- Exercise objective: Only the pictures are to be left out; set down the rest of the records exactly.

- Supplied records:
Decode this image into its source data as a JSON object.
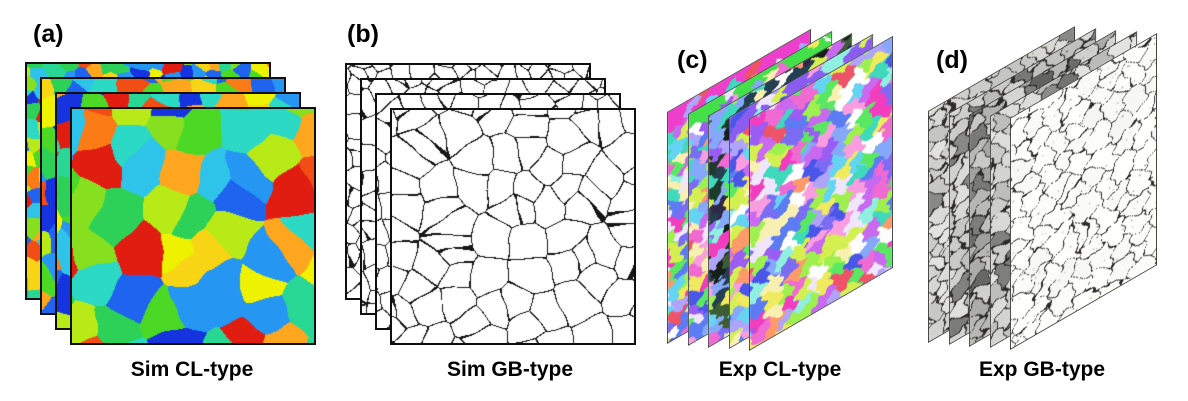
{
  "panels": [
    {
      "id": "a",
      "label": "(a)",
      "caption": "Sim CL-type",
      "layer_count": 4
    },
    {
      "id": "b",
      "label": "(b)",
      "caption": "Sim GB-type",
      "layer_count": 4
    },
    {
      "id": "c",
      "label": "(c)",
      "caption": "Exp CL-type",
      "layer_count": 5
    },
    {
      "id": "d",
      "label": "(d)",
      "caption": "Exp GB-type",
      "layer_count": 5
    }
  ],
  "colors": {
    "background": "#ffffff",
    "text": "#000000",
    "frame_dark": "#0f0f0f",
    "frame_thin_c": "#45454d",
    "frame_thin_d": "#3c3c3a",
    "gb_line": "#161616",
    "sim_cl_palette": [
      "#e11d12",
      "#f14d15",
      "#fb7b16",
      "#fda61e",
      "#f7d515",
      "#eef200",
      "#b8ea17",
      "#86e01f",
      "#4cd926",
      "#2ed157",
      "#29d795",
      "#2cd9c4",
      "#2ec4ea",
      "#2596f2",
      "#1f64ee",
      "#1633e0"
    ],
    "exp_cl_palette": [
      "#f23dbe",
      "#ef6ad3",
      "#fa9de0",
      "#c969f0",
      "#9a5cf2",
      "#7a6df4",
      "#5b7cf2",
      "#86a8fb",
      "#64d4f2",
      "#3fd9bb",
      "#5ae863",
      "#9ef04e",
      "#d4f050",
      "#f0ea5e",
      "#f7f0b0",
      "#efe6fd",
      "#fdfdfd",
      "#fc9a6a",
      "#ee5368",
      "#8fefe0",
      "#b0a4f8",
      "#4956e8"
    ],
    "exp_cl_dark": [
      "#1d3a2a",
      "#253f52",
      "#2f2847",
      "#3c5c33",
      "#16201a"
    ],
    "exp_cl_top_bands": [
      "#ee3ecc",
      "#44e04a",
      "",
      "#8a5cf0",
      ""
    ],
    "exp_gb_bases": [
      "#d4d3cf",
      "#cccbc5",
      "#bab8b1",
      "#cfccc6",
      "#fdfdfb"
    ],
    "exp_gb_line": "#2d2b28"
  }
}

- Expected answer:
Decode this image into its source data as a JSON object.
{
  "panels": [
    {
      "id": "a",
      "label": "(a)",
      "caption": "Sim CL-type",
      "layer_count": 4
    },
    {
      "id": "b",
      "label": "(b)",
      "caption": "Sim GB-type",
      "layer_count": 4
    },
    {
      "id": "c",
      "label": "(c)",
      "caption": "Exp CL-type",
      "layer_count": 5
    },
    {
      "id": "d",
      "label": "(d)",
      "caption": "Exp GB-type",
      "layer_count": 5
    }
  ],
  "colors": {
    "background": "#ffffff",
    "text": "#000000",
    "frame_dark": "#0f0f0f",
    "frame_thin_c": "#45454d",
    "frame_thin_d": "#3c3c3a",
    "gb_line": "#161616",
    "sim_cl_palette": [
      "#e11d12",
      "#f14d15",
      "#fb7b16",
      "#fda61e",
      "#f7d515",
      "#eef200",
      "#b8ea17",
      "#86e01f",
      "#4cd926",
      "#2ed157",
      "#29d795",
      "#2cd9c4",
      "#2ec4ea",
      "#2596f2",
      "#1f64ee",
      "#1633e0"
    ],
    "exp_cl_palette": [
      "#f23dbe",
      "#ef6ad3",
      "#fa9de0",
      "#c969f0",
      "#9a5cf2",
      "#7a6df4",
      "#5b7cf2",
      "#86a8fb",
      "#64d4f2",
      "#3fd9bb",
      "#5ae863",
      "#9ef04e",
      "#d4f050",
      "#f0ea5e",
      "#f7f0b0",
      "#efe6fd",
      "#fdfdfd",
      "#fc9a6a",
      "#ee5368",
      "#8fefe0",
      "#b0a4f8",
      "#4956e8"
    ],
    "exp_cl_dark": [
      "#1d3a2a",
      "#253f52",
      "#2f2847",
      "#3c5c33",
      "#16201a"
    ],
    "exp_cl_top_bands": [
      "#ee3ecc",
      "#44e04a",
      "",
      "#8a5cf0",
      ""
    ],
    "exp_gb_bases": [
      "#d4d3cf",
      "#cccbc5",
      "#bab8b1",
      "#cfccc6",
      "#fdfdfb"
    ],
    "exp_gb_line": "#2d2b28"
  }
}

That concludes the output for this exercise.